> _MATERIAL TO PROCESS_
*****

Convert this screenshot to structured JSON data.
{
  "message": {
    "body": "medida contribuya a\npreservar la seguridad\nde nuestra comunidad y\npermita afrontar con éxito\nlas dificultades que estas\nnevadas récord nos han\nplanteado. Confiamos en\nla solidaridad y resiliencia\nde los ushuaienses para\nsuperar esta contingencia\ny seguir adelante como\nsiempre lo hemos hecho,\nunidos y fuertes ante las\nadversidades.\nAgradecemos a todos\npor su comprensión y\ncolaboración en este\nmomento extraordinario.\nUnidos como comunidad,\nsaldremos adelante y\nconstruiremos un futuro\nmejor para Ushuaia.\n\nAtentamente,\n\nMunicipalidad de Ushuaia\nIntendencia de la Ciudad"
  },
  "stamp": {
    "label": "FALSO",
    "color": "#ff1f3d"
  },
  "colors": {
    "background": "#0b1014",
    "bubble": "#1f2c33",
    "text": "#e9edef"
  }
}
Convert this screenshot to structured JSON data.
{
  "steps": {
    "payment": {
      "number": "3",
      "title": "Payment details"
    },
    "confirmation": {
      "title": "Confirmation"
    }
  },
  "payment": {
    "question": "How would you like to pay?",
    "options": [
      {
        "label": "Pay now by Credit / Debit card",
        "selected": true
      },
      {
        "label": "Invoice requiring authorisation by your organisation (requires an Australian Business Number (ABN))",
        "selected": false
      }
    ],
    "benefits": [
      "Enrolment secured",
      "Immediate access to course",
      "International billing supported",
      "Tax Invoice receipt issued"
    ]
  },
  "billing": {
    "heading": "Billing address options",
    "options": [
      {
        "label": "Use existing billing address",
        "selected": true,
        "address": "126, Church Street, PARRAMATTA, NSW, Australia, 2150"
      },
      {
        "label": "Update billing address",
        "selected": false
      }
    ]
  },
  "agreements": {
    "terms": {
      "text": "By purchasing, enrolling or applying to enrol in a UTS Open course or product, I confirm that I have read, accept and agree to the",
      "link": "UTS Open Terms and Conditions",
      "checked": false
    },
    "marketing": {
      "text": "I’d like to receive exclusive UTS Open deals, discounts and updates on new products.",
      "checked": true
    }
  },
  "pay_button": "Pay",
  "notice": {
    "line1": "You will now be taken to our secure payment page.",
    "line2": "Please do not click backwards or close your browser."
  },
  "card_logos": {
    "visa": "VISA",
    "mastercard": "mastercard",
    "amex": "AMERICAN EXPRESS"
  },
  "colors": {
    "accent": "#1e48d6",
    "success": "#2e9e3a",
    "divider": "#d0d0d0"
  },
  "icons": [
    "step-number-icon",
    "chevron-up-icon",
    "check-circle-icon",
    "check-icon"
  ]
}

*****

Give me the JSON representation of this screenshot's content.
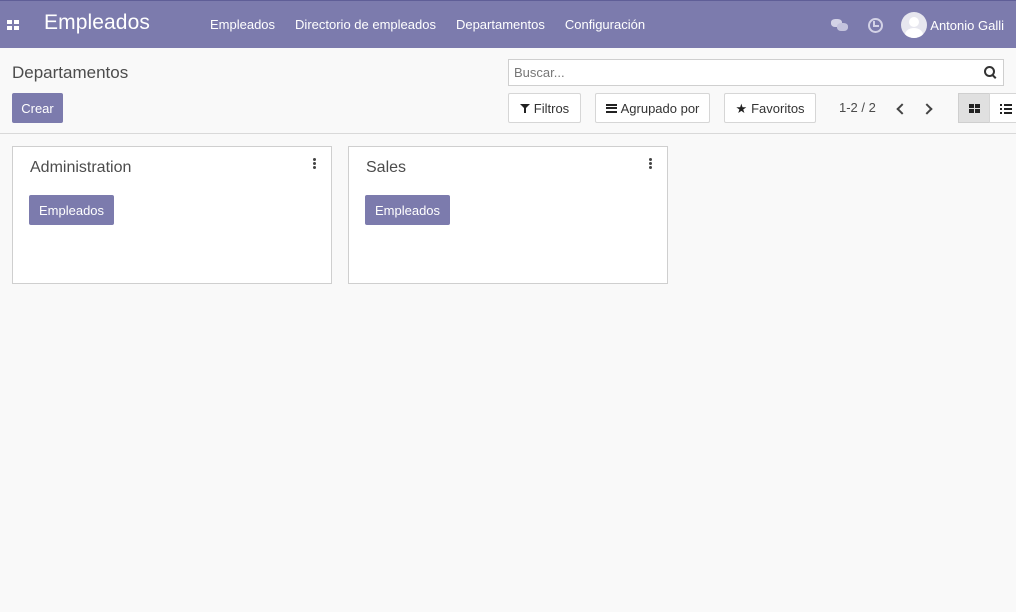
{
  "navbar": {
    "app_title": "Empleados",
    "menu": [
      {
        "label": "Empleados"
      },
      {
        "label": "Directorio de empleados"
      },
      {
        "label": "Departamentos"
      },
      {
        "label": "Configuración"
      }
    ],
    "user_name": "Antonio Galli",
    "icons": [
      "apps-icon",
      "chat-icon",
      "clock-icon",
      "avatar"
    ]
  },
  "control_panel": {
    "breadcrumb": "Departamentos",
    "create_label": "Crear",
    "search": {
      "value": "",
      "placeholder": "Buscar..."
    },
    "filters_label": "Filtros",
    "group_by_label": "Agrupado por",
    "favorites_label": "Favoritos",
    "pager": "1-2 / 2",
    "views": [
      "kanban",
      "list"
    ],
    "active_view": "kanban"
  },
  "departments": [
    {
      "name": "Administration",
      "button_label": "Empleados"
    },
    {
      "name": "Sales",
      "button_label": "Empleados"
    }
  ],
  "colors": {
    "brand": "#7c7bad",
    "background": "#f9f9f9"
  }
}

*****

> _WRITTEN REQUEST_
Go through the entries above and pull out each line with "true" in it.

> _COMPLETE ANSWER_
        "selected": true
        "selected": true,
      "checked": true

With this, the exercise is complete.